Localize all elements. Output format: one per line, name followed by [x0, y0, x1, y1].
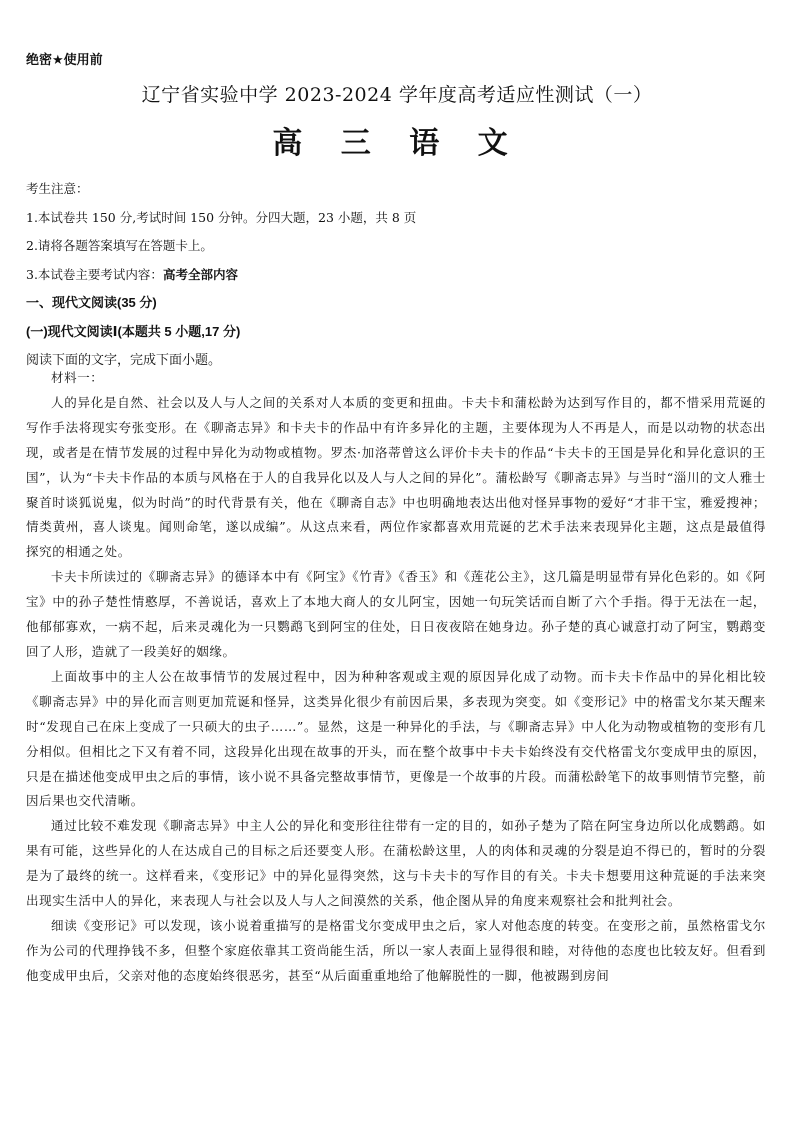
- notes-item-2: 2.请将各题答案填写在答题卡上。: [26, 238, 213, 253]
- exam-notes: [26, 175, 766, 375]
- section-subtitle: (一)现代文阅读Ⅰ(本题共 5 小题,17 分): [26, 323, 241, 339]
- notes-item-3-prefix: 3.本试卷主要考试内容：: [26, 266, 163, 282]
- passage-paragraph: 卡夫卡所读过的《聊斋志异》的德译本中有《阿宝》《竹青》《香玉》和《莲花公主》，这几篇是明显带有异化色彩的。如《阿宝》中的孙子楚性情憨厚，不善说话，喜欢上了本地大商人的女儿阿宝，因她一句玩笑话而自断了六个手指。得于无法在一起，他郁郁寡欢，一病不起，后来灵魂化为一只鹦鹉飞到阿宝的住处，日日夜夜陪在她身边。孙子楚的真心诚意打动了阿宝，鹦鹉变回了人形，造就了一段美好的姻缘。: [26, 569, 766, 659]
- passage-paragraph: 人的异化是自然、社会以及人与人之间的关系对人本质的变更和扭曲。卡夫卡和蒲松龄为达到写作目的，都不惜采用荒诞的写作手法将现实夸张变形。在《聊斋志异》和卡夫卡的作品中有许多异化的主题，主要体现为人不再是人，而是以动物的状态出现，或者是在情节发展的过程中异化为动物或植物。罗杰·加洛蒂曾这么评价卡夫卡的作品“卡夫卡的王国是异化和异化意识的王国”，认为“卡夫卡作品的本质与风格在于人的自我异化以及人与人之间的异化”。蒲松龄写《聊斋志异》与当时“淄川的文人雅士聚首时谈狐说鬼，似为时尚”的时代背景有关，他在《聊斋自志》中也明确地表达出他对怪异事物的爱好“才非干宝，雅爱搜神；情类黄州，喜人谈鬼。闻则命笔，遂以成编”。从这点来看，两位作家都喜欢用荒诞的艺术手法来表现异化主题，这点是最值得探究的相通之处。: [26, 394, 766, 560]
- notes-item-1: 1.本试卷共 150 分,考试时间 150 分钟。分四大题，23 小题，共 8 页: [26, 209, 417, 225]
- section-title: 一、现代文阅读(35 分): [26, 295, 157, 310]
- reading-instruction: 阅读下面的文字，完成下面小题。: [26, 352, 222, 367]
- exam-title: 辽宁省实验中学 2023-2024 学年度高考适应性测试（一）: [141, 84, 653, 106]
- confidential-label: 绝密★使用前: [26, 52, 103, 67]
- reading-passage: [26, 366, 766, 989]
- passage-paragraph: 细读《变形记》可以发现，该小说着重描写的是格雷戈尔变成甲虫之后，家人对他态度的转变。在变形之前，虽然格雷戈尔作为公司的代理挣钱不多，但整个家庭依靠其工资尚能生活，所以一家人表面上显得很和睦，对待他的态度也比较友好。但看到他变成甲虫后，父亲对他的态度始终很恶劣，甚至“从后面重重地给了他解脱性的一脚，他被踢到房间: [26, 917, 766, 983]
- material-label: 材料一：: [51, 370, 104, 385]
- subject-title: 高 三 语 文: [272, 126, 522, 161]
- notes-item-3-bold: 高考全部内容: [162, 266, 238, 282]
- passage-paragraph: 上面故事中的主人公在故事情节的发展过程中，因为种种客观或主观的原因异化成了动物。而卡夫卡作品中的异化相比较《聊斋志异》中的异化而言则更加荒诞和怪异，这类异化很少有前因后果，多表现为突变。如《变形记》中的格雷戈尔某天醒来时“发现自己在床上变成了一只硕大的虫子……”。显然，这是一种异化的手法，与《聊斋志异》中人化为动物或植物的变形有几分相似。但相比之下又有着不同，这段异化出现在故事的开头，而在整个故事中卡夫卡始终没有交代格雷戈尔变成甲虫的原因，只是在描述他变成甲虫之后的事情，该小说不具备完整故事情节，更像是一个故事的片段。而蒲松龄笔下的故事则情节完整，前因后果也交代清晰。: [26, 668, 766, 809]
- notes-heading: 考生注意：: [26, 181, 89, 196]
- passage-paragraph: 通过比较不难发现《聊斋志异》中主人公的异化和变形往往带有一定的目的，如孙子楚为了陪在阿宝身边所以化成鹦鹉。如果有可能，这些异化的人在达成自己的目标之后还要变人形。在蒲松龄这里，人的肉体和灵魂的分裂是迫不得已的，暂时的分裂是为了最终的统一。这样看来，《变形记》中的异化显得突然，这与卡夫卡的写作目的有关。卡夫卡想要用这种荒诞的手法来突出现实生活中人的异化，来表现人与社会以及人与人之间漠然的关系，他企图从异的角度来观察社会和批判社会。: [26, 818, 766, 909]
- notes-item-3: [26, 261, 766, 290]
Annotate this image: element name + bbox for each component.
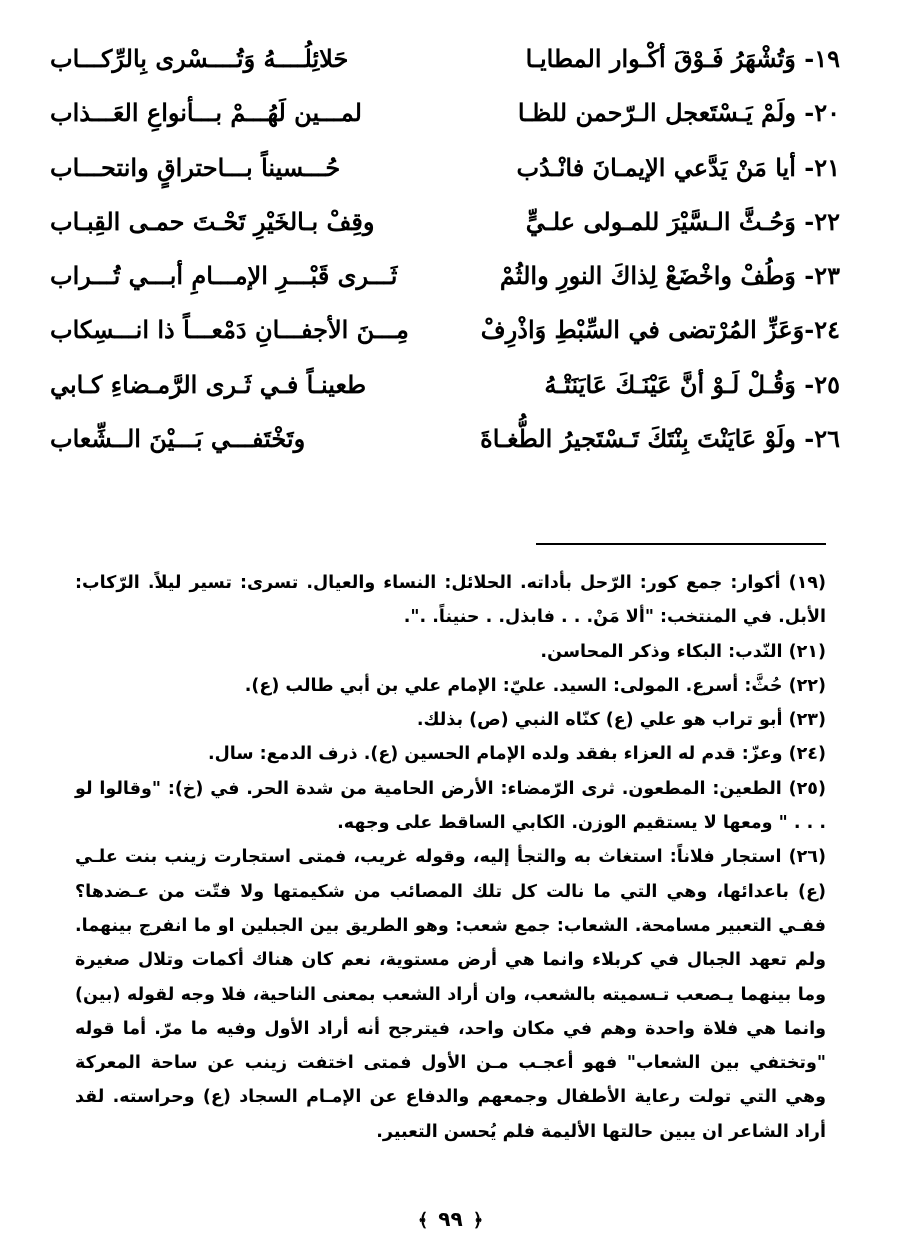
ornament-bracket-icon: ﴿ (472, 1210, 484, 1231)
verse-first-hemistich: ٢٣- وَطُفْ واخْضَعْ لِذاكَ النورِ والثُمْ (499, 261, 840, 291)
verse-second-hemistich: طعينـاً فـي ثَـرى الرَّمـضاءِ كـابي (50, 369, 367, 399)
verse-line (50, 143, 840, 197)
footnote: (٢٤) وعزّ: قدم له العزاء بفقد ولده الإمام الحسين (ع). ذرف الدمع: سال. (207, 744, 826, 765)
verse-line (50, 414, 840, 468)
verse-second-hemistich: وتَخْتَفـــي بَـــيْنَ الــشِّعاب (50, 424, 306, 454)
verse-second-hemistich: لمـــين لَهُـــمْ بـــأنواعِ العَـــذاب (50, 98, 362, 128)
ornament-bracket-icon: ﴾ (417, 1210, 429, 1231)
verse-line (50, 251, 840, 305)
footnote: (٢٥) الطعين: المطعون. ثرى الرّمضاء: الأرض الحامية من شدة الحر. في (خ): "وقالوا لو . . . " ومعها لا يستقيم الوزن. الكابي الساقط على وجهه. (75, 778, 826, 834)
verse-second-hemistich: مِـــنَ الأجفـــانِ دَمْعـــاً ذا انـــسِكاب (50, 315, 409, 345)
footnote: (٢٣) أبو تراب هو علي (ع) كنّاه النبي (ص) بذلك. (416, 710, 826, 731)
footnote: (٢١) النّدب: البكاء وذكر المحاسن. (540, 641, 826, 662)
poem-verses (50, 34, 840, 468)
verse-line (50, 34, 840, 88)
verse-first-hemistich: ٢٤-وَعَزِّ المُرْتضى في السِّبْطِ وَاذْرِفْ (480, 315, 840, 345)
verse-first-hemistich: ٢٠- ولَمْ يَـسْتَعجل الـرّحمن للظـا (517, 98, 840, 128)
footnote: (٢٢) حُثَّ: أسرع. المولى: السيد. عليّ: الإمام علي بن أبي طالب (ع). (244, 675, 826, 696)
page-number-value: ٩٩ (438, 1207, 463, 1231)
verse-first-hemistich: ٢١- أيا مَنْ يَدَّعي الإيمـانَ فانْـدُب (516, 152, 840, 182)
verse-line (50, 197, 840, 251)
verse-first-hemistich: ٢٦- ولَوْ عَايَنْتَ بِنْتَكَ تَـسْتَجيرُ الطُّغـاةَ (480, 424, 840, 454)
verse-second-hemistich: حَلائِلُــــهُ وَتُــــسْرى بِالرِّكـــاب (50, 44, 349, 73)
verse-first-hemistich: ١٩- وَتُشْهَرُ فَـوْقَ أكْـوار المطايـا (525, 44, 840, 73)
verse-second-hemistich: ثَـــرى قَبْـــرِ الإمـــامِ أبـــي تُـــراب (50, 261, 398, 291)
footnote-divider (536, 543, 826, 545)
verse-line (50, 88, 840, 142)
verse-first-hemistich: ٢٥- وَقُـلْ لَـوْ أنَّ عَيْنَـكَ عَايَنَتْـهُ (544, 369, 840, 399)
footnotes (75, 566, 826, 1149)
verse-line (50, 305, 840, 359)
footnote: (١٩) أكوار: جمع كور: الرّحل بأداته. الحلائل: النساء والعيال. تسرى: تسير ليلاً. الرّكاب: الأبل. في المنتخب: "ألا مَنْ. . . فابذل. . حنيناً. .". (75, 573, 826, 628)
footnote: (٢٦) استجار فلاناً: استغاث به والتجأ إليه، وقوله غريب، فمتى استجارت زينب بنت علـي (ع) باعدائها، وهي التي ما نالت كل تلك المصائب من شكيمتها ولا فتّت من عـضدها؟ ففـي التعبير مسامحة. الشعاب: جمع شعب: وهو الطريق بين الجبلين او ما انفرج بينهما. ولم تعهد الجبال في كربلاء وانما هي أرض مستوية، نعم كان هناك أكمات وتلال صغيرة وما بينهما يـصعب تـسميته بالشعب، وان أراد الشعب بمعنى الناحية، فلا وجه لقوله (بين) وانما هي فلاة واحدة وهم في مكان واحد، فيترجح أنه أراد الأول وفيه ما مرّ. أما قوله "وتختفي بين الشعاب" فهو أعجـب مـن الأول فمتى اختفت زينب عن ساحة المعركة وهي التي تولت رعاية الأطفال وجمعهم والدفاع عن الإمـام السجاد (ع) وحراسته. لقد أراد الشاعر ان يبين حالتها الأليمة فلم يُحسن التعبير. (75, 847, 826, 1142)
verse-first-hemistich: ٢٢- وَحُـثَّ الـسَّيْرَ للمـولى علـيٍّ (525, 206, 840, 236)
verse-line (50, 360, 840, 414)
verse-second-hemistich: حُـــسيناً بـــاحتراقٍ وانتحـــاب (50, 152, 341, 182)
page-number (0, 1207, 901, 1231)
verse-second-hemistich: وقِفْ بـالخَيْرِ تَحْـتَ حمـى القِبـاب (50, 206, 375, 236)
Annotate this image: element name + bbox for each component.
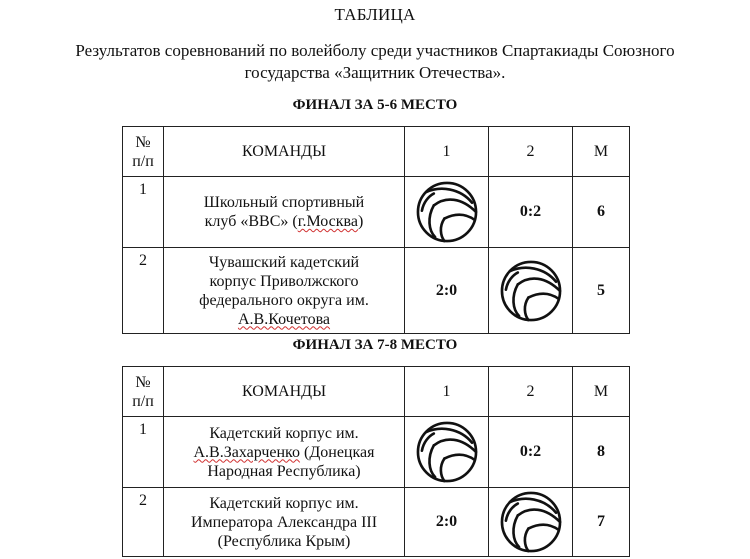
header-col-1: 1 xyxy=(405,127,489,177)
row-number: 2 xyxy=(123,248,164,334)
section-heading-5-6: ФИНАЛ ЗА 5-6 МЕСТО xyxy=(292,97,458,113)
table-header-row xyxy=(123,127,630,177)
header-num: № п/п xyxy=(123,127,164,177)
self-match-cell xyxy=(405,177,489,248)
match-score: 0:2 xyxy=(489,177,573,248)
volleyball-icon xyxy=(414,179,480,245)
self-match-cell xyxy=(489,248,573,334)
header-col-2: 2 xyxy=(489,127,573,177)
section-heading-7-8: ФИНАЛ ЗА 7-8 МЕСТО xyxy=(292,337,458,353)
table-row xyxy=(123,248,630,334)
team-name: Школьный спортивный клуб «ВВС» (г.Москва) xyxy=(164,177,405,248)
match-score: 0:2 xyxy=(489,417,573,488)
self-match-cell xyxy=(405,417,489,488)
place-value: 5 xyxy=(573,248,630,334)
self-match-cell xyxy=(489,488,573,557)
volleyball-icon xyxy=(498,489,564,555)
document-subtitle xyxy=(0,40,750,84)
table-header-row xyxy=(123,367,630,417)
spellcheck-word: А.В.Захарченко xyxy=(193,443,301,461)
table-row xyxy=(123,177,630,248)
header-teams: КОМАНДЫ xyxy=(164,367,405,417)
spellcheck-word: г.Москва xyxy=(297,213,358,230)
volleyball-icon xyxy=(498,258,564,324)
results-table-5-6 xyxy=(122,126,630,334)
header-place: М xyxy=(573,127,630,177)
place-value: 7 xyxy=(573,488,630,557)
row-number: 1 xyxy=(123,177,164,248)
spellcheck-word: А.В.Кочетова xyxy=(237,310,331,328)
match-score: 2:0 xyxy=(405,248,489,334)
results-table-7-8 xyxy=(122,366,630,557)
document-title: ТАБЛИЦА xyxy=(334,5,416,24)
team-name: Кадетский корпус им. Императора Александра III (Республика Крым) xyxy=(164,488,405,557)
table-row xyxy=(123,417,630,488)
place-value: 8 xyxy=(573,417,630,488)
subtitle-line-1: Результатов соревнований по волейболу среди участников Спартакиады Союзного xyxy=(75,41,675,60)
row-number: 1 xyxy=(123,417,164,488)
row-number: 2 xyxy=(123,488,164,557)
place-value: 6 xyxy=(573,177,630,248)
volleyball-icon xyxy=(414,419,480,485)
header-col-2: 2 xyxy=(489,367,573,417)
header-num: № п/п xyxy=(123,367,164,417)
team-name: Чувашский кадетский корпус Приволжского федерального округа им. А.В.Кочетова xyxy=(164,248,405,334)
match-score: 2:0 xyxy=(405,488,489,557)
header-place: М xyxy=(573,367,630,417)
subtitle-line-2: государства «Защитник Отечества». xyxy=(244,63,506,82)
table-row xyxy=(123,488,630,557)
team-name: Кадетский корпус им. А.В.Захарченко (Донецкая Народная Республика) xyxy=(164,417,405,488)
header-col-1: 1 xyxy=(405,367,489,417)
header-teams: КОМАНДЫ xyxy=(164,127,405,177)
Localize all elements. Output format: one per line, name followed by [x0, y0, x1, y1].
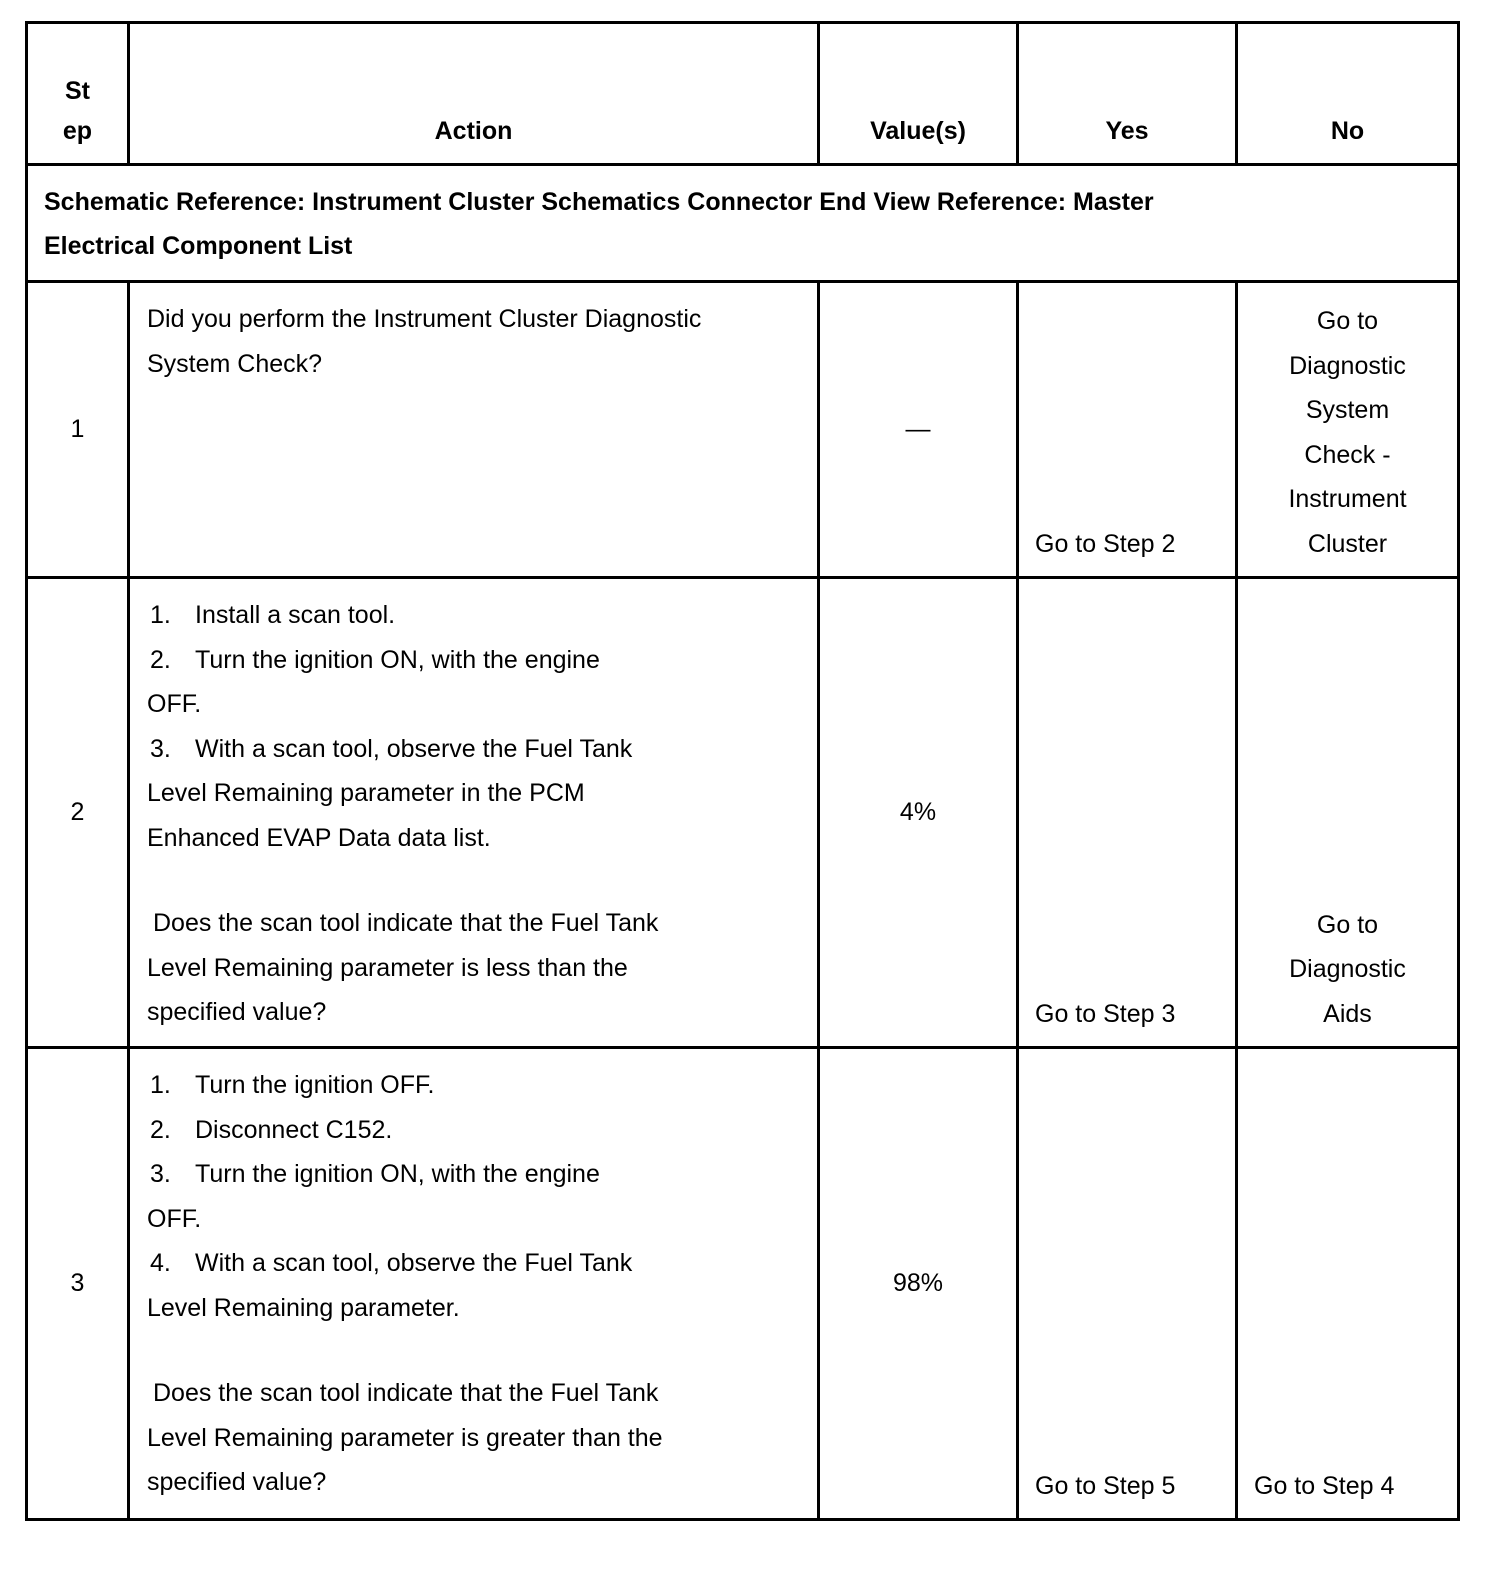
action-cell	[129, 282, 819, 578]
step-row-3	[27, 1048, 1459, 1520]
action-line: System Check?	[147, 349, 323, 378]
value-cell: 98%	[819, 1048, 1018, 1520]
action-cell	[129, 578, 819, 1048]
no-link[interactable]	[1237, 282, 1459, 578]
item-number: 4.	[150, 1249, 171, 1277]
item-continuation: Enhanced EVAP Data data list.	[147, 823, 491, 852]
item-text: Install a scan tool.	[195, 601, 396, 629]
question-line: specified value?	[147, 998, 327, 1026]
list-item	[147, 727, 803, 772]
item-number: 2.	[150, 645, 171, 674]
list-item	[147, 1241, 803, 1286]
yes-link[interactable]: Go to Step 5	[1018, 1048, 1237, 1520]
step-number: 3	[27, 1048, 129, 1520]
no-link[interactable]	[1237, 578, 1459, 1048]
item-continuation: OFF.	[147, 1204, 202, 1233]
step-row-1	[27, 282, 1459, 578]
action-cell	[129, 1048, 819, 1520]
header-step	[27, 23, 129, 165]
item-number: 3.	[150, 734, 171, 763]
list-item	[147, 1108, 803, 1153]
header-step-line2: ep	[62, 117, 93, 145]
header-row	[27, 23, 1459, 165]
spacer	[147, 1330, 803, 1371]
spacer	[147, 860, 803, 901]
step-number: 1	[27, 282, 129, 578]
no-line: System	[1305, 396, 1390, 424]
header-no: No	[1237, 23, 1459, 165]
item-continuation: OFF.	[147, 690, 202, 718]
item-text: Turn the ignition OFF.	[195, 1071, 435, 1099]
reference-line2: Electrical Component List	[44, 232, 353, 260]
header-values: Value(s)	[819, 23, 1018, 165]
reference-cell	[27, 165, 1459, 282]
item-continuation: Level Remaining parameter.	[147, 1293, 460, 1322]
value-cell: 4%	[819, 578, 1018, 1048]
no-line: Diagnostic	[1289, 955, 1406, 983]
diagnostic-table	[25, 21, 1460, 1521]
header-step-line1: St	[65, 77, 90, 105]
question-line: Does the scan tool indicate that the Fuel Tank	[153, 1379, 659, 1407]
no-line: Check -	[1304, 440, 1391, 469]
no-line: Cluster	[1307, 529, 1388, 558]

####

> [Written problem]:
Render as a Markdown table with columns Number and Text the lines beginning at the one containing "282, 819, 578]" and stopping after the one containing "item-text: Install a", one line per table row and blank lines omitted.

> [Problem solution]:
| Number | Text |
|---|---|
| 1 | action-cell	[129, 282, 819, 578] |
| 2 | step-row-3	[27, 1048, 1459, 1520] |
| 3 | action-line: System Check?	[147, 349, 323, 378] |
| 4 | value-cell: 98%	[819, 1048, 1018, 1520] |
| 5 | action-cell	[129, 578, 819, 1048] |
| 6 | no-link[interactable]	[1237, 282, 1459, 578] |
| 7 | item-number: 4.	[150, 1249, 171, 1277] |
| 8 | item-continuation: Enhanced EVAP Data data list.	[147, 823, 491, 852] |
| 9 | item-text: Install a scan tool.	[195, 601, 396, 629] |